■ Directions for this task ■
Please list all lines of the material below in which the string "TradingView" occurs.

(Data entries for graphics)
======
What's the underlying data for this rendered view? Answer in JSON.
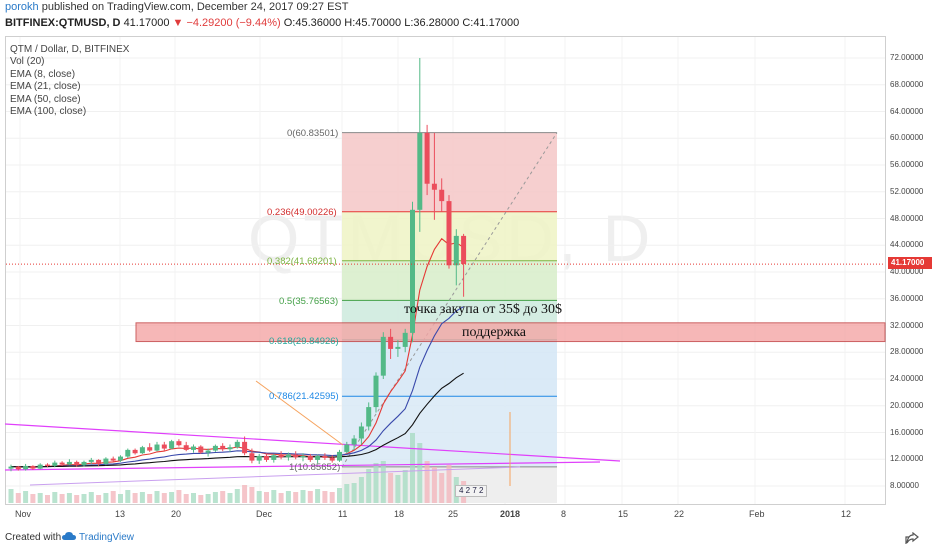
{
  "header": {
    "author": "porokh",
    "published_text": "published on TradingView.com, December 24, 2017 09:27 EST",
    "symbol": "BITFINEX:QTMUSD, D",
    "last": "41.17000",
    "change": "▼ −4.29200 (−9.44%)",
    "ohlc": "O:45.36000 H:45.70000 L:36.28000 C:41.17000"
  },
  "legend": {
    "title": "QTM / Dollar, D, BITFINEX",
    "items": [
      "Vol (20)",
      "EMA (8, close)",
      "EMA (21, close)",
      "EMA (50, close)",
      "EMA (100, close)"
    ]
  },
  "watermark": "QTMUSD, D",
  "last_price_label": "41.17000",
  "annotations": {
    "buy_zone": "точка закупа от 35$ до 30$",
    "support": "поддержка"
  },
  "footer": {
    "created_with": "Created with",
    "brand": "TradingView"
  },
  "badge": "4 2 7 2",
  "colors": {
    "up": "#53b987",
    "down": "#eb4d5c",
    "ema8": "#e53935",
    "ema21": "#3949ab",
    "ema50": "#111111",
    "trendline": "#e040fb",
    "support_zone": "#f4a6a6",
    "last_price": "#e53935"
  },
  "chart_data": {
    "type": "candlestick",
    "title": "BITFINEX:QTMUSD, D",
    "y_axis": {
      "ticks": [
        "72.00000",
        "68.00000",
        "64.00000",
        "60.00000",
        "56.00000",
        "52.00000",
        "48.00000",
        "44.00000",
        "40.00000",
        "36.00000",
        "32.00000",
        "28.00000",
        "24.00000",
        "20.00000",
        "16.00000",
        "12.00000",
        "8.00000"
      ],
      "range": [
        5.6,
        76.8
      ]
    },
    "x_axis": {
      "ticks": [
        "Nov",
        "13",
        "20",
        "Dec",
        "11",
        "18",
        "25",
        "2018",
        "8",
        "15",
        "22",
        "Feb",
        "12"
      ]
    },
    "candles": [
      {
        "o": 10.6,
        "h": 11.2,
        "l": 10.2,
        "c": 10.9
      },
      {
        "o": 10.9,
        "h": 11.0,
        "l": 10.3,
        "c": 10.5
      },
      {
        "o": 10.5,
        "h": 11.3,
        "l": 10.3,
        "c": 11.0
      },
      {
        "o": 11.0,
        "h": 11.1,
        "l": 10.4,
        "c": 10.6
      },
      {
        "o": 10.6,
        "h": 11.4,
        "l": 10.5,
        "c": 11.2
      },
      {
        "o": 11.2,
        "h": 11.4,
        "l": 10.8,
        "c": 11.0
      },
      {
        "o": 11.0,
        "h": 11.8,
        "l": 10.8,
        "c": 11.5
      },
      {
        "o": 11.5,
        "h": 11.7,
        "l": 11.0,
        "c": 11.2
      },
      {
        "o": 11.2,
        "h": 12.0,
        "l": 11.1,
        "c": 11.6
      },
      {
        "o": 11.6,
        "h": 11.8,
        "l": 10.9,
        "c": 11.1
      },
      {
        "o": 11.1,
        "h": 11.8,
        "l": 10.9,
        "c": 11.6
      },
      {
        "o": 11.6,
        "h": 12.2,
        "l": 11.3,
        "c": 11.9
      },
      {
        "o": 11.9,
        "h": 12.0,
        "l": 11.0,
        "c": 11.3
      },
      {
        "o": 11.3,
        "h": 12.3,
        "l": 11.1,
        "c": 12.1
      },
      {
        "o": 12.1,
        "h": 12.4,
        "l": 11.6,
        "c": 11.8
      },
      {
        "o": 11.8,
        "h": 12.6,
        "l": 11.6,
        "c": 12.4
      },
      {
        "o": 12.4,
        "h": 13.6,
        "l": 12.2,
        "c": 13.4
      },
      {
        "o": 13.4,
        "h": 13.6,
        "l": 12.7,
        "c": 12.9
      },
      {
        "o": 12.9,
        "h": 14.0,
        "l": 12.8,
        "c": 13.8
      },
      {
        "o": 13.8,
        "h": 14.4,
        "l": 13.1,
        "c": 13.3
      },
      {
        "o": 13.3,
        "h": 14.6,
        "l": 13.2,
        "c": 14.2
      },
      {
        "o": 14.2,
        "h": 14.6,
        "l": 13.3,
        "c": 13.6
      },
      {
        "o": 13.6,
        "h": 14.9,
        "l": 13.5,
        "c": 14.7
      },
      {
        "o": 14.7,
        "h": 15.0,
        "l": 13.9,
        "c": 14.1
      },
      {
        "o": 14.1,
        "h": 14.6,
        "l": 13.2,
        "c": 13.4
      },
      {
        "o": 13.4,
        "h": 14.2,
        "l": 13.0,
        "c": 13.9
      },
      {
        "o": 13.9,
        "h": 14.1,
        "l": 12.8,
        "c": 13.0
      },
      {
        "o": 13.0,
        "h": 13.6,
        "l": 12.4,
        "c": 13.3
      },
      {
        "o": 13.3,
        "h": 14.2,
        "l": 13.1,
        "c": 14.0
      },
      {
        "o": 14.0,
        "h": 14.4,
        "l": 13.2,
        "c": 13.5
      },
      {
        "o": 13.5,
        "h": 14.2,
        "l": 13.1,
        "c": 13.8
      },
      {
        "o": 13.8,
        "h": 14.9,
        "l": 13.6,
        "c": 14.6
      },
      {
        "o": 14.6,
        "h": 15.4,
        "l": 12.6,
        "c": 12.9
      },
      {
        "o": 12.9,
        "h": 13.6,
        "l": 11.4,
        "c": 11.8
      },
      {
        "o": 11.8,
        "h": 12.8,
        "l": 11.3,
        "c": 12.5
      },
      {
        "o": 12.5,
        "h": 12.9,
        "l": 11.6,
        "c": 11.9
      },
      {
        "o": 11.9,
        "h": 12.8,
        "l": 11.5,
        "c": 12.6
      },
      {
        "o": 12.6,
        "h": 13.2,
        "l": 12.0,
        "c": 12.3
      },
      {
        "o": 12.3,
        "h": 13.0,
        "l": 11.8,
        "c": 12.7
      },
      {
        "o": 12.7,
        "h": 13.2,
        "l": 12.0,
        "c": 12.3
      },
      {
        "o": 12.3,
        "h": 12.9,
        "l": 11.7,
        "c": 12.5
      },
      {
        "o": 12.5,
        "h": 12.8,
        "l": 11.6,
        "c": 11.9
      },
      {
        "o": 11.9,
        "h": 12.7,
        "l": 11.4,
        "c": 12.5
      },
      {
        "o": 12.5,
        "h": 12.9,
        "l": 11.9,
        "c": 12.2
      },
      {
        "o": 12.2,
        "h": 12.6,
        "l": 11.5,
        "c": 11.8
      },
      {
        "o": 11.8,
        "h": 13.4,
        "l": 11.6,
        "c": 13.1
      },
      {
        "o": 13.1,
        "h": 14.6,
        "l": 12.9,
        "c": 14.2
      },
      {
        "o": 14.2,
        "h": 15.6,
        "l": 13.4,
        "c": 15.1
      },
      {
        "o": 15.1,
        "h": 17.5,
        "l": 14.2,
        "c": 16.9
      },
      {
        "o": 16.9,
        "h": 20.5,
        "l": 16.3,
        "c": 19.8
      },
      {
        "o": 19.8,
        "h": 25.0,
        "l": 19.0,
        "c": 24.5
      },
      {
        "o": 24.5,
        "h": 31.0,
        "l": 24.0,
        "c": 30.3
      },
      {
        "o": 30.3,
        "h": 31.5,
        "l": 27.0,
        "c": 28.5
      },
      {
        "o": 28.5,
        "h": 29.8,
        "l": 27.3,
        "c": 28.8
      },
      {
        "o": 28.8,
        "h": 31.5,
        "l": 28.0,
        "c": 30.9
      },
      {
        "o": 30.9,
        "h": 50.5,
        "l": 29.5,
        "c": 49.3
      },
      {
        "o": 49.3,
        "h": 72.0,
        "l": 46.0,
        "c": 60.8
      },
      {
        "o": 60.8,
        "h": 62.0,
        "l": 51.5,
        "c": 53.2
      },
      {
        "o": 53.2,
        "h": 60.8,
        "l": 47.8,
        "c": 52.3
      },
      {
        "o": 52.3,
        "h": 54.0,
        "l": 49.0,
        "c": 50.6
      },
      {
        "o": 50.6,
        "h": 51.5,
        "l": 40.5,
        "c": 41.0
      },
      {
        "o": 41.0,
        "h": 46.4,
        "l": 38.0,
        "c": 45.4
      },
      {
        "o": 45.4,
        "h": 45.7,
        "l": 36.3,
        "c": 41.2
      }
    ],
    "volume_bars_visible": true,
    "ema_lines": [
      "EMA 8",
      "EMA 21",
      "EMA 50",
      "EMA 100"
    ],
    "fibonacci": [
      {
        "label": "0(60.83501)",
        "value": 60.835,
        "color": "#888888"
      },
      {
        "label": "0.236(49.00226)",
        "value": 49.002,
        "color": "#e53935"
      },
      {
        "label": "0.382(41.68201)",
        "value": 41.682,
        "color": "#7cb342"
      },
      {
        "label": "0.5(35.76563)",
        "value": 35.766,
        "color": "#43a047"
      },
      {
        "label": "0.618(29.84926)",
        "value": 29.849,
        "color": "#26a69a"
      },
      {
        "label": "0.786(21.42595)",
        "value": 21.426,
        "color": "#1e88e5"
      },
      {
        "label": "1(10.85652)",
        "value": 10.857,
        "color": "#888888"
      }
    ],
    "support_zone": [
      29.6,
      32.4
    ],
    "last_price": 41.17
  }
}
======
■ Response to this task ■
    "published_text": "published on TradingView.com, December 24, 2017 09:27 EST",
    "brand": "TradingView"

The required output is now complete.